──────── RECORD EXCERPTS ────────
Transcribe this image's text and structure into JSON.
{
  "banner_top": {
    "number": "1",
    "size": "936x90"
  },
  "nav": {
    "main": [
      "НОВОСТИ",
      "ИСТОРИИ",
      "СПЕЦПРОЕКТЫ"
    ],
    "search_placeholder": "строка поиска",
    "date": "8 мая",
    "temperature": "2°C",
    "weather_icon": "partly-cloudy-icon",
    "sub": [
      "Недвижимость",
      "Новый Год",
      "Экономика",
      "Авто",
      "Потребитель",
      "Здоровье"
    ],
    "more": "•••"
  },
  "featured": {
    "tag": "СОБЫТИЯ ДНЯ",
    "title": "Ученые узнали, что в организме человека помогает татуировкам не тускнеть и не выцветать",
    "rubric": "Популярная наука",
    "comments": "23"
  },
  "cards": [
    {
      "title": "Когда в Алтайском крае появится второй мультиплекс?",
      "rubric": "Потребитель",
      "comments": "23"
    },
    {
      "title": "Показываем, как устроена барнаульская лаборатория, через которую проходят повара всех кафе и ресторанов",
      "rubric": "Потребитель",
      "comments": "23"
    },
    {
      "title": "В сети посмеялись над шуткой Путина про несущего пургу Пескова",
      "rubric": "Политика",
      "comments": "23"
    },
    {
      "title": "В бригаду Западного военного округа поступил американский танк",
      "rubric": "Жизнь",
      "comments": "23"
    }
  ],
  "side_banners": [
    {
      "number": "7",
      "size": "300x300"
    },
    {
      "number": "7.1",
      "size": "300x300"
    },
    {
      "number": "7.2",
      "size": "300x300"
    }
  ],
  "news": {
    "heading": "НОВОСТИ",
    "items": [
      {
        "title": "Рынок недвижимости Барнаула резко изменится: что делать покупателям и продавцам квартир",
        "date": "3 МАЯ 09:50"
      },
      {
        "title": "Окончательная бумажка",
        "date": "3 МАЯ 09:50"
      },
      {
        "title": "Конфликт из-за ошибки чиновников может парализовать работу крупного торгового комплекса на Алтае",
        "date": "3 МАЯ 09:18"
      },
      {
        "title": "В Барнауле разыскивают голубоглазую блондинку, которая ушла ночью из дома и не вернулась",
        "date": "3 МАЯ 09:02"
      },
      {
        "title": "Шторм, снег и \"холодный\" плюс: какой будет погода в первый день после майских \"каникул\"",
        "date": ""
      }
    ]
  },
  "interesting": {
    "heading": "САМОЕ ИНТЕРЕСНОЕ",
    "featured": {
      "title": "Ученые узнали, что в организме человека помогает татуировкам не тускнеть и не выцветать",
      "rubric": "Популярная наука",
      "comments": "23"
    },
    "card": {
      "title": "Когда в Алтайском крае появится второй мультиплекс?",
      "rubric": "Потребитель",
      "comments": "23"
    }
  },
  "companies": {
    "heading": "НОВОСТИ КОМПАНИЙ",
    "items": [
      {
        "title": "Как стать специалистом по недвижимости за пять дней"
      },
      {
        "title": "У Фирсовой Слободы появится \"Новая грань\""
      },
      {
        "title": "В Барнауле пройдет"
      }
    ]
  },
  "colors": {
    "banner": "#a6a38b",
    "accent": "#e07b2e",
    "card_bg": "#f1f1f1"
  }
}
────────
### INSTRUCTIONS FOR THE TASK:
Each record above must be given again exactly.

### RESULT FOR THIS TASK:
Transcribe this image's text and structure into JSON.
{
  "banner_top": {
    "number": "1",
    "size": "936x90"
  },
  "nav": {
    "main": [
      "НОВОСТИ",
      "ИСТОРИИ",
      "СПЕЦПРОЕКТЫ"
    ],
    "search_placeholder": "строка поиска",
    "date": "8 мая",
    "temperature": "2°C",
    "weather_icon": "partly-cloudy-icon",
    "sub": [
      "Недвижимость",
      "Новый Год",
      "Экономика",
      "Авто",
      "Потребитель",
      "Здоровье"
    ],
    "more": "•••"
  },
  "featured": {
    "tag": "СОБЫТИЯ ДНЯ",
    "title": "Ученые узнали, что в организме человека помогает татуировкам не тускнеть и не выцветать",
    "rubric": "Популярная наука",
    "comments": "23"
  },
  "cards": [
    {
      "title": "Когда в Алтайском крае появится второй мультиплекс?",
      "rubric": "Потребитель",
      "comments": "23"
    },
    {
      "title": "Показываем, как устроена барнаульская лаборатория, через которую проходят повара всех кафе и ресторанов",
      "rubric": "Потребитель",
      "comments": "23"
    },
    {
      "title": "В сети посмеялись над шуткой Путина про несущего пургу Пескова",
      "rubric": "Политика",
      "comments": "23"
    },
    {
      "title": "В бригаду Западного военного округа поступил американский танк",
      "rubric": "Жизнь",
      "comments": "23"
    }
  ],
  "side_banners": [
    {
      "number": "7",
      "size": "300x300"
    },
    {
      "number": "7.1",
      "size": "300x300"
    },
    {
      "number": "7.2",
      "size": "300x300"
    }
  ],
  "news": {
    "heading": "НОВОСТИ",
    "items": [
      {
        "title": "Рынок недвижимости Барнаула резко изменится: что делать покупателям и продавцам квартир",
        "date": "3 МАЯ 09:50"
      },
      {
        "title": "Окончательная бумажка",
        "date": "3 МАЯ 09:50"
      },
      {
        "title": "Конфликт из-за ошибки чиновников может парализовать работу крупного торгового комплекса на Алтае",
        "date": "3 МАЯ 09:18"
      },
      {
        "title": "В Барнауле разыскивают голубоглазую блондинку, которая ушла ночью из дома и не вернулась",
        "date": "3 МАЯ 09:02"
      },
      {
        "title": "Шторм, снег и \"холодный\" плюс: какой будет погода в первый день после майских \"каникул\"",
        "date": ""
      }
    ]
  },
  "interesting": {
    "heading": "САМОЕ ИНТЕРЕСНОЕ",
    "featured": {
      "title": "Ученые узнали, что в организме человека помогает татуировкам не тускнеть и не выцветать",
      "rubric": "Популярная наука",
      "comments": "23"
    },
    "card": {
      "title": "Когда в Алтайском крае появится второй мультиплекс?",
      "rubric": "Потребитель",
      "comments": "23"
    }
  },
  "companies": {
    "heading": "НОВОСТИ КОМПАНИЙ",
    "items": [
      {
        "title": "Как стать специалистом по недвижимости за пять дней"
      },
      {
        "title": "У Фирсовой Слободы появится \"Новая грань\""
      },
      {
        "title": "В Барнауле пройдет"
      }
    ]
  },
  "colors": {
    "banner": "#a6a38b",
    "accent": "#e07b2e",
    "card_bg": "#f1f1f1"
  }
}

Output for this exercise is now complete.